TASK PROMPT:
Copy all lines of the listing that include the string "Analysis".

(Extracted data entries)
----
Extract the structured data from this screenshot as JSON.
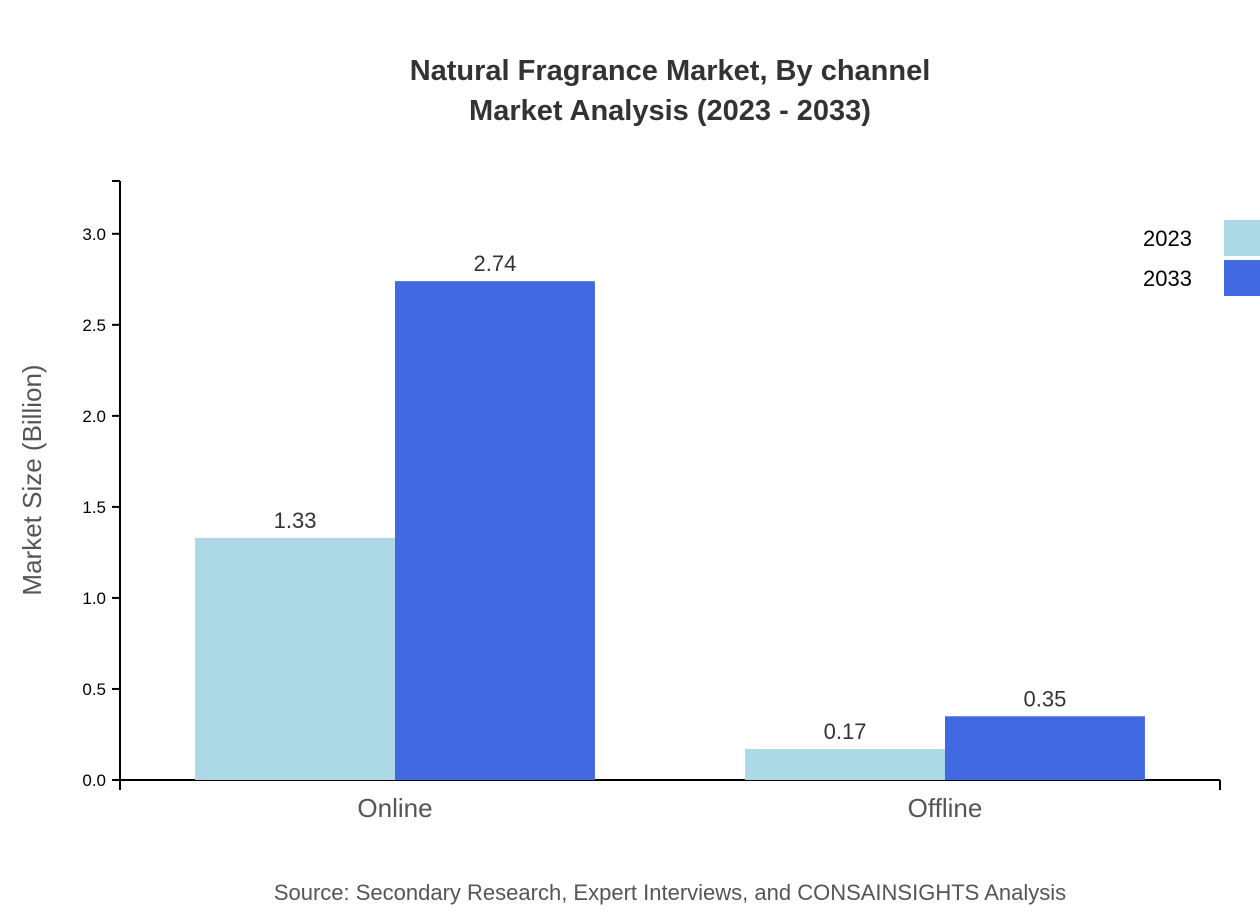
{
  "chart_data": {
    "type": "bar",
    "title": "Natural Fragrance Market, By channel",
    "subtitle": "Market Analysis (2023 - 2033)",
    "xlabel": "",
    "ylabel": "Market Size (Billion)",
    "categories": [
      "Online",
      "Offline"
    ],
    "series": [
      {
        "name": "2023",
        "values": [
          1.33,
          0.17
        ],
        "color": "#ADD8E6"
      },
      {
        "name": "2033",
        "values": [
          2.74,
          0.35
        ],
        "color": "#4169E1"
      }
    ],
    "ylim": [
      0,
      3.29
    ],
    "yticks": [
      "0.0",
      "0.5",
      "1.0",
      "1.5",
      "2.0",
      "2.5",
      "3.0"
    ],
    "grid": false,
    "legend_position": "top-right",
    "source": "Source: Secondary Research, Expert Interviews, and CONSAINSIGHTS Analysis"
  }
}
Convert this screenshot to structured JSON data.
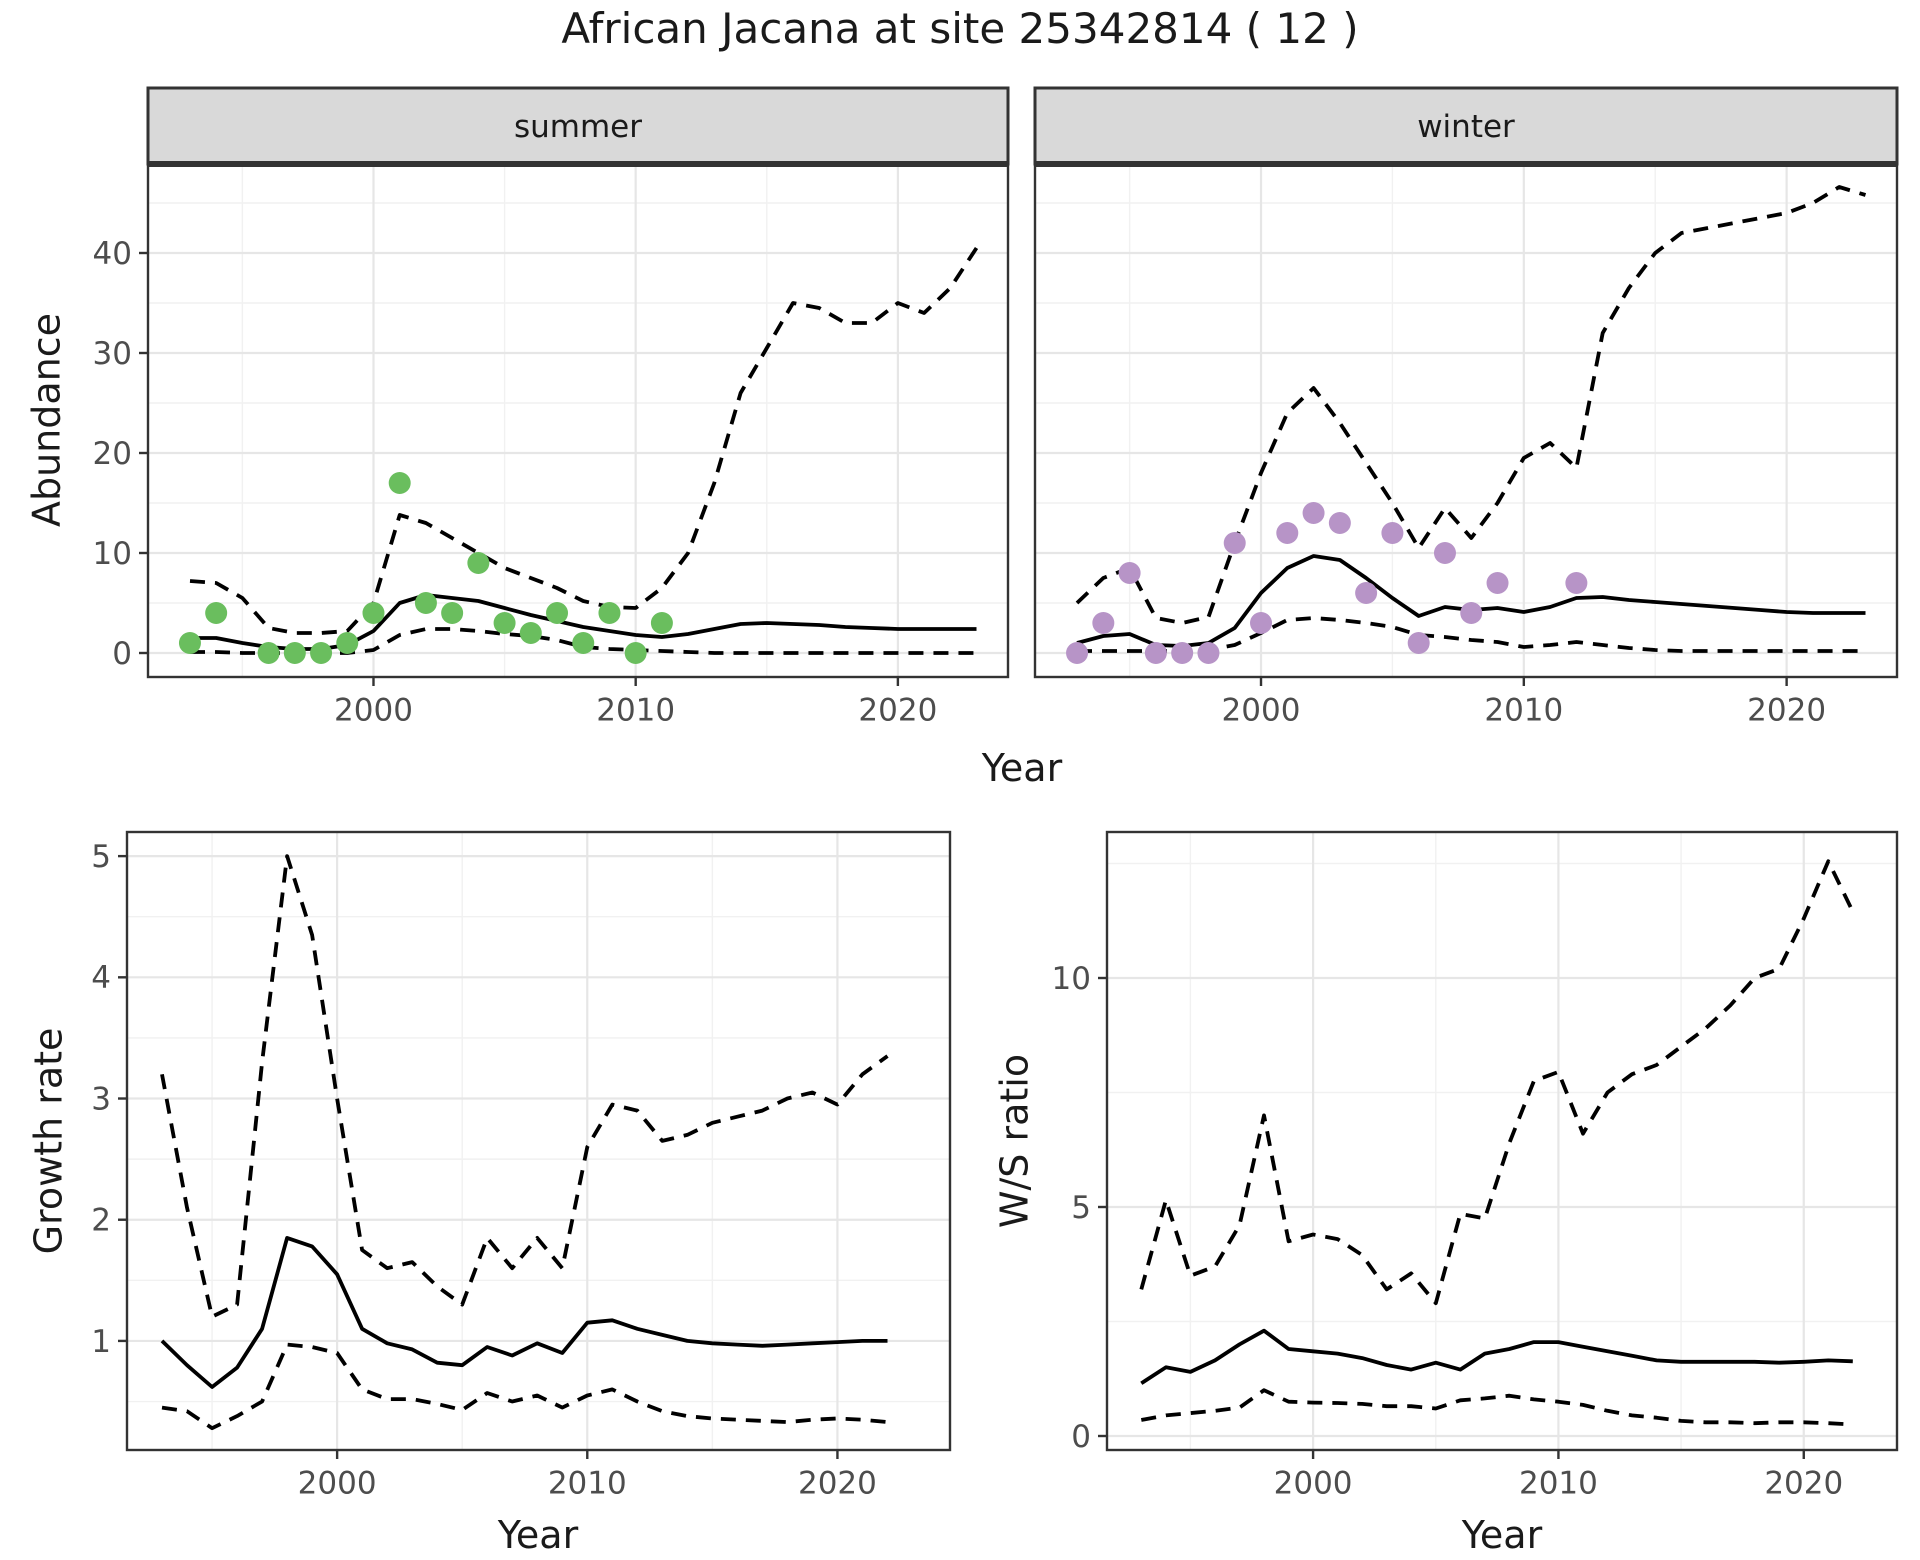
{
  "title": "African Jacana at site 25342814 ( 12 )",
  "colors": {
    "summer_obs": "#6abe5e",
    "winter_obs": "#b794c7",
    "line": "#000000",
    "axis_text": "#4d4d4d",
    "axis_title": "#1a1a1a",
    "strip_fill": "#d9d9d9",
    "strip_border": "#333333",
    "panel_border": "#333333",
    "grid_major": "#e6e6e6",
    "grid_minor": "#f1f1f1",
    "panel_bg": "#ffffff"
  },
  "chart_data": [
    {
      "id": "abundance_summer",
      "type": "line",
      "facet_label": "summer",
      "xlabel": "Year",
      "ylabel": "Abundance",
      "xlim": [
        1991.4,
        2024.2
      ],
      "ylim": [
        -2.4,
        48.9
      ],
      "x_ticks": [
        "2000",
        "2010",
        "2020"
      ],
      "x_tick_years": [
        2000,
        2010,
        2020
      ],
      "y_ticks": [
        "0",
        "10",
        "20",
        "30",
        "40"
      ],
      "y_tick_values": [
        0,
        10,
        20,
        30,
        40
      ],
      "years": [
        1993,
        1994,
        1995,
        1996,
        1997,
        1998,
        1999,
        2000,
        2001,
        2002,
        2003,
        2004,
        2005,
        2006,
        2007,
        2008,
        2009,
        2010,
        2011,
        2012,
        2013,
        2014,
        2015,
        2016,
        2017,
        2018,
        2019,
        2020,
        2021,
        2022,
        2023
      ],
      "series": [
        {
          "name": "median",
          "linetype": "solid",
          "values": [
            1.5,
            1.5,
            1.0,
            0.6,
            0.4,
            0.4,
            0.8,
            2.2,
            5.0,
            5.8,
            5.5,
            5.2,
            4.5,
            3.8,
            3.2,
            2.6,
            2.2,
            1.8,
            1.6,
            1.9,
            2.4,
            2.9,
            3.0,
            2.9,
            2.8,
            2.6,
            2.5,
            2.4,
            2.4,
            2.4,
            2.4
          ]
        },
        {
          "name": "lower_ci",
          "linetype": "dashed",
          "values": [
            0.1,
            0.1,
            0.0,
            0.0,
            0.0,
            0.0,
            0.0,
            0.3,
            1.8,
            2.4,
            2.4,
            2.2,
            1.9,
            1.7,
            1.3,
            0.6,
            0.4,
            0.3,
            0.2,
            0.1,
            0.0,
            0.0,
            0.0,
            0.0,
            0.0,
            0.0,
            0.0,
            0.0,
            0.0,
            0.0,
            0.0
          ]
        },
        {
          "name": "upper_ci",
          "linetype": "dashed",
          "values": [
            7.2,
            7.0,
            5.5,
            2.5,
            2.0,
            2.0,
            2.2,
            5.0,
            13.8,
            13.0,
            11.5,
            10.0,
            8.5,
            7.5,
            6.5,
            5.2,
            4.6,
            4.5,
            6.5,
            10.0,
            17.0,
            26.0,
            30.5,
            35.0,
            34.5,
            33.0,
            33.0,
            35.0,
            34.0,
            36.5,
            40.5
          ]
        }
      ],
      "observations": {
        "name": "summer_observed_counts",
        "color": "#6abe5e",
        "points": [
          [
            1993,
            1
          ],
          [
            1994,
            4
          ],
          [
            1996,
            0
          ],
          [
            1997,
            0
          ],
          [
            1998,
            0
          ],
          [
            1999,
            1
          ],
          [
            2000,
            4
          ],
          [
            2001,
            17
          ],
          [
            2002,
            5
          ],
          [
            2003,
            4
          ],
          [
            2004,
            9
          ],
          [
            2005,
            3
          ],
          [
            2006,
            2
          ],
          [
            2007,
            4
          ],
          [
            2008,
            1
          ],
          [
            2009,
            4
          ],
          [
            2010,
            0
          ],
          [
            2011,
            3
          ]
        ]
      }
    },
    {
      "id": "abundance_winter",
      "type": "line",
      "facet_label": "winter",
      "xlabel": "Year",
      "ylabel": "Abundance",
      "xlim": [
        1991.4,
        2024.2
      ],
      "ylim": [
        -2.4,
        48.9
      ],
      "x_ticks": [
        "2000",
        "2010",
        "2020"
      ],
      "x_tick_years": [
        2000,
        2010,
        2020
      ],
      "y_ticks": [
        "0",
        "10",
        "20",
        "30",
        "40"
      ],
      "y_tick_values": [
        0,
        10,
        20,
        30,
        40
      ],
      "years": [
        1993,
        1994,
        1995,
        1996,
        1997,
        1998,
        1999,
        2000,
        2001,
        2002,
        2003,
        2004,
        2005,
        2006,
        2007,
        2008,
        2009,
        2010,
        2011,
        2012,
        2013,
        2014,
        2015,
        2016,
        2017,
        2018,
        2019,
        2020,
        2021,
        2022,
        2023
      ],
      "series": [
        {
          "name": "median",
          "linetype": "solid",
          "values": [
            1.0,
            1.7,
            1.9,
            0.8,
            0.7,
            1.0,
            2.5,
            6.0,
            8.5,
            9.7,
            9.3,
            7.5,
            5.5,
            3.7,
            4.6,
            4.3,
            4.5,
            4.1,
            4.6,
            5.5,
            5.6,
            5.3,
            5.1,
            4.9,
            4.7,
            4.5,
            4.3,
            4.1,
            4.0,
            4.0,
            4.0
          ]
        },
        {
          "name": "lower_ci",
          "linetype": "dashed",
          "values": [
            0.2,
            0.2,
            0.2,
            0.2,
            0.2,
            0.3,
            0.8,
            2.0,
            3.3,
            3.5,
            3.3,
            3.0,
            2.6,
            1.8,
            1.6,
            1.3,
            1.1,
            0.6,
            0.8,
            1.1,
            0.8,
            0.5,
            0.3,
            0.2,
            0.2,
            0.2,
            0.2,
            0.2,
            0.2,
            0.2,
            0.2
          ]
        },
        {
          "name": "upper_ci",
          "linetype": "dashed",
          "values": [
            5.0,
            7.5,
            8.5,
            3.5,
            3.0,
            3.6,
            11.0,
            18.0,
            24.0,
            26.5,
            23.0,
            19.0,
            15.0,
            10.5,
            14.5,
            11.5,
            15.0,
            19.5,
            21.0,
            18.5,
            32.0,
            36.5,
            40.0,
            42.0,
            42.5,
            43.0,
            43.5,
            44.0,
            45.0,
            46.6,
            45.8
          ]
        }
      ],
      "observations": {
        "name": "winter_observed_counts",
        "color": "#b794c7",
        "points": [
          [
            1993,
            0
          ],
          [
            1994,
            3
          ],
          [
            1995,
            8
          ],
          [
            1996,
            0
          ],
          [
            1997,
            0
          ],
          [
            1998,
            0
          ],
          [
            1999,
            11
          ],
          [
            2000,
            3
          ],
          [
            2001,
            12
          ],
          [
            2002,
            14
          ],
          [
            2003,
            13
          ],
          [
            2004,
            6
          ],
          [
            2005,
            12
          ],
          [
            2006,
            1
          ],
          [
            2007,
            10
          ],
          [
            2008,
            4
          ],
          [
            2009,
            7
          ],
          [
            2012,
            7
          ]
        ]
      }
    },
    {
      "id": "growth_rate",
      "type": "line",
      "facet_label": "",
      "xlabel": "Year",
      "ylabel": "Growth rate",
      "xlim": [
        1991.6,
        2024.5
      ],
      "ylim": [
        0.1,
        5.2
      ],
      "x_ticks": [
        "2000",
        "2010",
        "2020"
      ],
      "x_tick_years": [
        2000,
        2010,
        2020
      ],
      "y_ticks": [
        "1",
        "2",
        "3",
        "4",
        "5"
      ],
      "y_tick_values": [
        1,
        2,
        3,
        4,
        5
      ],
      "years": [
        1993,
        1994,
        1995,
        1996,
        1997,
        1998,
        1999,
        2000,
        2001,
        2002,
        2003,
        2004,
        2005,
        2006,
        2007,
        2008,
        2009,
        2010,
        2011,
        2012,
        2013,
        2014,
        2015,
        2016,
        2017,
        2018,
        2019,
        2020,
        2021,
        2022
      ],
      "series": [
        {
          "name": "median",
          "linetype": "solid",
          "values": [
            1.0,
            0.8,
            0.62,
            0.78,
            1.1,
            1.85,
            1.78,
            1.55,
            1.1,
            0.98,
            0.93,
            0.82,
            0.8,
            0.95,
            0.88,
            0.98,
            0.9,
            1.15,
            1.17,
            1.1,
            1.05,
            1.0,
            0.98,
            0.97,
            0.96,
            0.97,
            0.98,
            0.99,
            1.0,
            1.0
          ]
        },
        {
          "name": "lower_ci",
          "linetype": "dashed",
          "values": [
            0.45,
            0.42,
            0.28,
            0.38,
            0.5,
            0.97,
            0.95,
            0.9,
            0.6,
            0.52,
            0.52,
            0.48,
            0.43,
            0.57,
            0.5,
            0.55,
            0.45,
            0.55,
            0.6,
            0.5,
            0.42,
            0.38,
            0.36,
            0.35,
            0.34,
            0.33,
            0.35,
            0.36,
            0.35,
            0.33
          ]
        },
        {
          "name": "upper_ci",
          "linetype": "dashed",
          "values": [
            3.2,
            2.1,
            1.2,
            1.3,
            3.3,
            5.0,
            4.35,
            3.0,
            1.75,
            1.6,
            1.65,
            1.45,
            1.3,
            1.85,
            1.6,
            1.85,
            1.6,
            2.6,
            2.95,
            2.9,
            2.65,
            2.7,
            2.8,
            2.85,
            2.9,
            3.0,
            3.05,
            2.95,
            3.2,
            3.35
          ]
        }
      ],
      "observations": {
        "name": "none",
        "color": "",
        "points": []
      }
    },
    {
      "id": "ws_ratio",
      "type": "line",
      "facet_label": "",
      "xlabel": "Year",
      "ylabel": "W/S ratio",
      "xlim": [
        1991.6,
        2023.8
      ],
      "ylim": [
        -0.3,
        13.2
      ],
      "x_ticks": [
        "2000",
        "2010",
        "2020"
      ],
      "x_tick_years": [
        2000,
        2010,
        2020
      ],
      "y_ticks": [
        "0",
        "5",
        "10"
      ],
      "y_tick_values": [
        0,
        5,
        10
      ],
      "years": [
        1993,
        1994,
        1995,
        1996,
        1997,
        1998,
        1999,
        2000,
        2001,
        2002,
        2003,
        2004,
        2005,
        2006,
        2007,
        2008,
        2009,
        2010,
        2011,
        2012,
        2013,
        2014,
        2015,
        2016,
        2017,
        2018,
        2019,
        2020,
        2021,
        2022
      ],
      "series": [
        {
          "name": "median",
          "linetype": "solid",
          "values": [
            1.15,
            1.5,
            1.4,
            1.65,
            2.0,
            2.3,
            1.9,
            1.85,
            1.8,
            1.7,
            1.55,
            1.45,
            1.6,
            1.45,
            1.8,
            1.9,
            2.05,
            2.05,
            1.95,
            1.85,
            1.75,
            1.65,
            1.62,
            1.62,
            1.62,
            1.62,
            1.6,
            1.62,
            1.65,
            1.63
          ]
        },
        {
          "name": "lower_ci",
          "linetype": "dashed",
          "values": [
            0.35,
            0.45,
            0.5,
            0.55,
            0.62,
            1.0,
            0.75,
            0.73,
            0.72,
            0.7,
            0.65,
            0.65,
            0.6,
            0.78,
            0.82,
            0.88,
            0.8,
            0.75,
            0.68,
            0.55,
            0.45,
            0.4,
            0.33,
            0.3,
            0.3,
            0.28,
            0.3,
            0.3,
            0.28,
            0.25
          ]
        },
        {
          "name": "upper_ci",
          "linetype": "dashed",
          "values": [
            3.2,
            5.15,
            3.5,
            3.7,
            4.6,
            7.0,
            4.25,
            4.4,
            4.3,
            3.95,
            3.2,
            3.55,
            2.9,
            4.85,
            4.75,
            6.4,
            7.75,
            7.95,
            6.6,
            7.5,
            7.9,
            8.1,
            8.5,
            8.9,
            9.4,
            10.0,
            10.2,
            11.3,
            12.55,
            11.45
          ]
        }
      ],
      "observations": {
        "name": "none",
        "color": "",
        "points": []
      }
    }
  ]
}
----
WORKED ANSWER:
    "subtitle": "Market Analysis (2023 - 2033)",
    "source": "Source: Secondary Research, Expert Interviews, and CONSAINSIGHTS Analysis"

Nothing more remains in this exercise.